======== TEXT PROVIDED ========
They have always been between a rock and a hard place, of course. The Remuneration Authority is independent, so no matter what they recommend it's always wrong.

We don't like politicians to start with, so any increases are egregious.

The same boring argument is had every year. Those who take it, those who give it away, those who argue it's fair enough. There can be, and are, no winners in that debate.

The real issue, of course, is they are all paid the same. And no system that operates that way is a fair one.

We have, as our representatives, the full selection of talent. From the exceptional to the incompetent, but their skill has nothing to do with remuneration.

A Cabinet minister gets the same whether you are a rock star or the buffoon.

And this is where the whole thing is a massive headline grab, not an answer.


Because what is your answer?

The Act Party, I think it was Rodney Hide, came up with a bulk funding idea. Pay a party a lump sum and they hand it out to MPs based on talent. Not a bad idea.

Potentially full of acrimony and because of it, political fall out. But at least it attempted to differentiate skill sets.
======== RECORD EXCERPTS ========
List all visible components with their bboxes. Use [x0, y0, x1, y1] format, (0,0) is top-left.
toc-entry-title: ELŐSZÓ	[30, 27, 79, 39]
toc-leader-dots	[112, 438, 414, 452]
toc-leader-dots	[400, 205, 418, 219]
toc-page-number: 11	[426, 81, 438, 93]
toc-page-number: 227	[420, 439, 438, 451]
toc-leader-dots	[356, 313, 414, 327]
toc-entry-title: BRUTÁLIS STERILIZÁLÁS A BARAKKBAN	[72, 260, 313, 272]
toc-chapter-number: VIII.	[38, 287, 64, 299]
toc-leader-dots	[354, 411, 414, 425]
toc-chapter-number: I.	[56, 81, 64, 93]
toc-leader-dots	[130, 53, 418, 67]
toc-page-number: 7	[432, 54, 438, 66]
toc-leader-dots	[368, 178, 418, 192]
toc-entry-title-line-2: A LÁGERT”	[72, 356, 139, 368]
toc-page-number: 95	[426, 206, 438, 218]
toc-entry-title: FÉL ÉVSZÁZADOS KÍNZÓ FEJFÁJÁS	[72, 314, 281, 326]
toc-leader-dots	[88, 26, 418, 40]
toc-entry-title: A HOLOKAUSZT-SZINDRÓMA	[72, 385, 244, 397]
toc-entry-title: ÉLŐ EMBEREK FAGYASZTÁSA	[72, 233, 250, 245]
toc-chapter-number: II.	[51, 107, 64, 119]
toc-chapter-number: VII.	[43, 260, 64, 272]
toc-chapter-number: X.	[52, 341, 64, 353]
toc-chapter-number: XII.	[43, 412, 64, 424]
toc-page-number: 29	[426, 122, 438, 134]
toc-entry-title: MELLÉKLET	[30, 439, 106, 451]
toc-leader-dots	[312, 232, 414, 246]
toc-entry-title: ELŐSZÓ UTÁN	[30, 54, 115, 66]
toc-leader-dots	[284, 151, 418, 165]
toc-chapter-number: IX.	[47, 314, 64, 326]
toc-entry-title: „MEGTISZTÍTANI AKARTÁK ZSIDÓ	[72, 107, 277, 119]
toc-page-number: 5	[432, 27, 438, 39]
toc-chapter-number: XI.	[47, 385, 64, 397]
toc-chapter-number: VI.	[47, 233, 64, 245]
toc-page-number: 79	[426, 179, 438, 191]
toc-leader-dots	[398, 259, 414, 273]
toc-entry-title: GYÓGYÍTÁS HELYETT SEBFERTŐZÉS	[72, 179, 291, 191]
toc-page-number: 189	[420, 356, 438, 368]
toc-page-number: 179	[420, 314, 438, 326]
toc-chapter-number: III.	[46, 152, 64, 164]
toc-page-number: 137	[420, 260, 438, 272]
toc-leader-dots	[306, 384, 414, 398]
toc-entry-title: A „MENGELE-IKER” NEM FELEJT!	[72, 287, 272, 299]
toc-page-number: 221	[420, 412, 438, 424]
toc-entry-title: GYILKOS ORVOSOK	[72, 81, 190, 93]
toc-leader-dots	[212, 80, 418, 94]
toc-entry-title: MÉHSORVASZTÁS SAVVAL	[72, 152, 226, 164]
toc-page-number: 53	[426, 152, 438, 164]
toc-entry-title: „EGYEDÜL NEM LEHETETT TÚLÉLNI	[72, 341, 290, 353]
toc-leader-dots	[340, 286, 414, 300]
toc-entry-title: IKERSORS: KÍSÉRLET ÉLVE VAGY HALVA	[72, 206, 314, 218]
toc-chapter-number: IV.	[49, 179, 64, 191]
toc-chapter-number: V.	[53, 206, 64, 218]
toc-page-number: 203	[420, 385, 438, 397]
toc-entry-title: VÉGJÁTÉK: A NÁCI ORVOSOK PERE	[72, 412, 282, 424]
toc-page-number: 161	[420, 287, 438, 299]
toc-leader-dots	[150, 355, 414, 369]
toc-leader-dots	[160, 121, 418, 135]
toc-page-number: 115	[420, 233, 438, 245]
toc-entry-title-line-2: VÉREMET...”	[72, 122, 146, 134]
========
● EXERCISE SET
(1) Answer these questions using the text on politicians' pay.
(a) Which body does the text describe as independent?
(b) Which party came up with a bulk funding idea?
(c) Under that idea, on what basis would a party hand out its lump sum to MPs?
(2) Rewrite the passage of the text on politicians' pay starting with "We have, as" and going on through "or the buffoon.", using "clown" in place of "buffoon".

● EXPECTED RESULTS
(1)
(a) The Remuneration Authority.
(b) The Act Party.
(c) Based on talent.

(2)
We have, as our representatives, the full selection of talent. From the exceptional to the incompetent, but their skill has nothing to do with remuneration.

A Cabinet minister gets the same whether you are a rock star or the clown.